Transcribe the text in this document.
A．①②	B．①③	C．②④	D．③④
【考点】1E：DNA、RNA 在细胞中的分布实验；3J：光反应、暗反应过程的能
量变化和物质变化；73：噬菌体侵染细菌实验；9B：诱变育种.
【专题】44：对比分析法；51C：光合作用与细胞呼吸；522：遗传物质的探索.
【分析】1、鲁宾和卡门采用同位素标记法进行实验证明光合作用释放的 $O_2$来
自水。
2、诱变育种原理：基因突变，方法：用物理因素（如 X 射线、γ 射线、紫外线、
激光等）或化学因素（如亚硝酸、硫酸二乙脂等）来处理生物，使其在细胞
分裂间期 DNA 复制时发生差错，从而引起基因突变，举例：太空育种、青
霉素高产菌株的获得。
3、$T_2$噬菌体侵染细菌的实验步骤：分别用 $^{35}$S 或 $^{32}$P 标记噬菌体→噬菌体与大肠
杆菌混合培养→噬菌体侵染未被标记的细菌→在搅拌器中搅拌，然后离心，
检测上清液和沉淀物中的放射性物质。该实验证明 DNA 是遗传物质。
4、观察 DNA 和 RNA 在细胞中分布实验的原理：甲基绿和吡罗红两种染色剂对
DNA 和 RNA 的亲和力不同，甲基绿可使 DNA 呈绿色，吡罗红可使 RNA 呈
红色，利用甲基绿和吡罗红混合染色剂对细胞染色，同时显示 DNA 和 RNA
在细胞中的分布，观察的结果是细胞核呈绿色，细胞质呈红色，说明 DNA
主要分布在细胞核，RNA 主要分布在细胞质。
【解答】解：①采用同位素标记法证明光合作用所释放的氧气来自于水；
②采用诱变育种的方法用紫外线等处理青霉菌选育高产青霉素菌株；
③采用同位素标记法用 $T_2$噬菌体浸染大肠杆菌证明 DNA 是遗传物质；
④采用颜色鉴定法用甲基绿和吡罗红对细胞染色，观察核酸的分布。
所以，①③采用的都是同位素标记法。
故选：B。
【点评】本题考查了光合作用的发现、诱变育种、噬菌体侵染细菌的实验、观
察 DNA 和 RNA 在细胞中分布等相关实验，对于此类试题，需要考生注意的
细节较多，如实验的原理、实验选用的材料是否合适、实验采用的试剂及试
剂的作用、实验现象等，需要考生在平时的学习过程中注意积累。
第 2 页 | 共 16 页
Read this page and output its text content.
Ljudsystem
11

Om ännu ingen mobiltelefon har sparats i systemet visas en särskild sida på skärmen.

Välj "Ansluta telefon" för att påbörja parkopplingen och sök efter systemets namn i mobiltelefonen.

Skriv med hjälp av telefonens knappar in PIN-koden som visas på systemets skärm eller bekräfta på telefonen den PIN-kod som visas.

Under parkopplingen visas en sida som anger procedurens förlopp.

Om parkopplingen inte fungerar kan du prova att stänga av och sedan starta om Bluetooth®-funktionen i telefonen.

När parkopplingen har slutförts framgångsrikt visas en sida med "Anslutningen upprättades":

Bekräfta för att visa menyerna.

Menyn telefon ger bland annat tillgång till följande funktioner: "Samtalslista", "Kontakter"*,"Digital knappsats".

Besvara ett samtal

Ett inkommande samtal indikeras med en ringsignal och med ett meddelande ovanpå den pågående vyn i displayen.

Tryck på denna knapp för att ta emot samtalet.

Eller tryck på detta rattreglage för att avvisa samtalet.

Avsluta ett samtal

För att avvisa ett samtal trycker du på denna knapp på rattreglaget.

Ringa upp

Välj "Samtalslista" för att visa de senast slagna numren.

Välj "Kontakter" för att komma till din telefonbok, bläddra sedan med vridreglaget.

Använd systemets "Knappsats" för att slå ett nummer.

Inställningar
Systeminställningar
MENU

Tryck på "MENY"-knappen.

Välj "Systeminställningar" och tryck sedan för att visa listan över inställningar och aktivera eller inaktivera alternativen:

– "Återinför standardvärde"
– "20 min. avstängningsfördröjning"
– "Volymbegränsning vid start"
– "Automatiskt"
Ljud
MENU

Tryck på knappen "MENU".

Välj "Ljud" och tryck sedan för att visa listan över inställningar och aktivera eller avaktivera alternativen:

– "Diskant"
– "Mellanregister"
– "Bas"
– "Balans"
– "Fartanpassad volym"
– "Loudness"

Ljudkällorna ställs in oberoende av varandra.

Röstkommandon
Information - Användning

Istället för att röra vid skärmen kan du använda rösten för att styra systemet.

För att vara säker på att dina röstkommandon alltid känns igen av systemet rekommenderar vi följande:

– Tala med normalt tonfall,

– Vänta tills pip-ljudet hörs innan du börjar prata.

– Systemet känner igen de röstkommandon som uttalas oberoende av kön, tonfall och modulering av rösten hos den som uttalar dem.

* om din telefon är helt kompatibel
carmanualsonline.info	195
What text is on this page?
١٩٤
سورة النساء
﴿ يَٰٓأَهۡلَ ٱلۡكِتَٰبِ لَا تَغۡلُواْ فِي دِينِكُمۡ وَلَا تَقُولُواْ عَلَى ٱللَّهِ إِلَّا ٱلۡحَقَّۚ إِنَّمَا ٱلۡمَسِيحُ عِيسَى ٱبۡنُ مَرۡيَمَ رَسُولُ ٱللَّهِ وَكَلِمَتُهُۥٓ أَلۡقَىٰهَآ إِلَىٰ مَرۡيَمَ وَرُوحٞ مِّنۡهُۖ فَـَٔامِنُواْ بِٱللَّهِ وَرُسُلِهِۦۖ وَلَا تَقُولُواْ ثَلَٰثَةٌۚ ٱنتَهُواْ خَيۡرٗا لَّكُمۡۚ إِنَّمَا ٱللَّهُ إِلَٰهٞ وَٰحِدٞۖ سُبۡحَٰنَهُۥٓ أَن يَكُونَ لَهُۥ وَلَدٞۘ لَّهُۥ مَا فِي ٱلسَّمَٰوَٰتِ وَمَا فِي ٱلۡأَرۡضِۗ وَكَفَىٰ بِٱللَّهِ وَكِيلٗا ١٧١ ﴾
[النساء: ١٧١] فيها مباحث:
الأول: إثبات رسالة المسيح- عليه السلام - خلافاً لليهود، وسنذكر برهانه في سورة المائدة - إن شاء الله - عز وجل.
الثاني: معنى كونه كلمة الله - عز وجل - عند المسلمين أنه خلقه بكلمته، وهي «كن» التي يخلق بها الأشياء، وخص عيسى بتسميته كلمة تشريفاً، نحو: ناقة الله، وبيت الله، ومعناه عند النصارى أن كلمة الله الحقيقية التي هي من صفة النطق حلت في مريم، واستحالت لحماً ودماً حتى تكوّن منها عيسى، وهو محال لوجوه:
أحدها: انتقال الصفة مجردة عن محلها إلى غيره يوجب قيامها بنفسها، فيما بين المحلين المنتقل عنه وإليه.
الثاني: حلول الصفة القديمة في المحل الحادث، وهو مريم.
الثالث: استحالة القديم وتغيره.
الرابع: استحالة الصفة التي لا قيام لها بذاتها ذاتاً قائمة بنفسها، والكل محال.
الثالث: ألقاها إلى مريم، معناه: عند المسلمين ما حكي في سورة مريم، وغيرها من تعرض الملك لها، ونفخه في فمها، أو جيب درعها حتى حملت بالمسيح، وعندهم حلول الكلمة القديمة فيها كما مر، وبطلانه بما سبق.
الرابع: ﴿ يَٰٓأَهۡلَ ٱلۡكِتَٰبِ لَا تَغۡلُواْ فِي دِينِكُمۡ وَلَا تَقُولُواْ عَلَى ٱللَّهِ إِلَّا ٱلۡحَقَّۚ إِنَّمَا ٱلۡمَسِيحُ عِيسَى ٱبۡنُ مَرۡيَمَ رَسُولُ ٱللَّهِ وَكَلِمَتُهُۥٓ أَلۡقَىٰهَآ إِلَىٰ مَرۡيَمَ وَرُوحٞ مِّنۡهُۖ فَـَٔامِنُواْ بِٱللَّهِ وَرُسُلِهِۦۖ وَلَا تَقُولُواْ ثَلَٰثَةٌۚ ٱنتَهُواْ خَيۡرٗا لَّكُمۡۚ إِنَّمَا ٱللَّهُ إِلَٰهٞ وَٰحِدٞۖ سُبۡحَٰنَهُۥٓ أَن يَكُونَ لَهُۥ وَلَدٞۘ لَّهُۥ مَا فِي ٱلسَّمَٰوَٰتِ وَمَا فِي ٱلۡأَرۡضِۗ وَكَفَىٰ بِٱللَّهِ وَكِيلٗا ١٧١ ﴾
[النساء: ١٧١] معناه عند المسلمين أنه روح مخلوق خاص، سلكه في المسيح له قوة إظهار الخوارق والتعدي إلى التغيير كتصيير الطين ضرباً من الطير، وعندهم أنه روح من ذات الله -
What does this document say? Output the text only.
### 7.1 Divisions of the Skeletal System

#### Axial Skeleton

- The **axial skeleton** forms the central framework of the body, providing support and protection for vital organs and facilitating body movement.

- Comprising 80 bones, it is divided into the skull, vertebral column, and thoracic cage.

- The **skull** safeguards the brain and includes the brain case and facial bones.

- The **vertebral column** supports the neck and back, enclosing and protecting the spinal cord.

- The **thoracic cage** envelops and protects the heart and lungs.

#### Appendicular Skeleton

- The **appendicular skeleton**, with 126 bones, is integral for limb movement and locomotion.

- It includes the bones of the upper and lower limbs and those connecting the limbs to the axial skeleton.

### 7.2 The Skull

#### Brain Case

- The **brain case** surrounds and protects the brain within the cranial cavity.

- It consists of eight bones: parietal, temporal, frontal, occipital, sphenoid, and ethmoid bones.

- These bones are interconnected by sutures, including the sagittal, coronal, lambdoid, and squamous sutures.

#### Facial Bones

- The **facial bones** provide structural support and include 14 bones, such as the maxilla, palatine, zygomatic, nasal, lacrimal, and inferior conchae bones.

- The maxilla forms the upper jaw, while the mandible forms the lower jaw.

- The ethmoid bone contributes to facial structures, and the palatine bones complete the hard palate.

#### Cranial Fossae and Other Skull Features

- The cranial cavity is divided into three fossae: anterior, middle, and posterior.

● **Task to complete**
Extract, exactly, the lines above that begin at the line containing "What does this" and end at the final line of the records; add no other text.

● **Exercise solution**
What does this document say? Output the text only.
### 7.1 Divisions of the Skeletal System

#### Axial Skeleton

- The **axial skeleton** forms the central framework of the body, providing support and protection for vital organs and facilitating body movement.

- Comprising 80 bones, it is divided into the skull, vertebral column, and thoracic cage.

- The **skull** safeguards the brain and includes the brain case and facial bones.

- The **vertebral column** supports the neck and back, enclosing and protecting the spinal cord.

- The **thoracic cage** envelops and protects the heart and lungs.

#### Appendicular Skeleton

- The **appendicular skeleton**, with 126 bones, is integral for limb movement and locomotion.

- It includes the bones of the upper and lower limbs and those connecting the limbs to the axial skeleton.

### 7.2 The Skull

#### Brain Case

- The **brain case** surrounds and protects the brain within the cranial cavity.

- It consists of eight bones: parietal, temporal, frontal, occipital, sphenoid, and ethmoid bones.

- These bones are interconnected by sutures, including the sagittal, coronal, lambdoid, and squamous sutures.

#### Facial Bones

- The **facial bones** provide structural support and include 14 bones, such as the maxilla, palatine, zygomatic, nasal, lacrimal, and inferior conchae bones.

- The maxilla forms the upper jaw, while the mandible forms the lower jaw.

- The ethmoid bone contributes to facial structures, and the palatine bones complete the hard palate.

#### Cranial Fossae and Other Skull Features

- The cranial cavity is divided into three fossae: anterior, middle, and posterior.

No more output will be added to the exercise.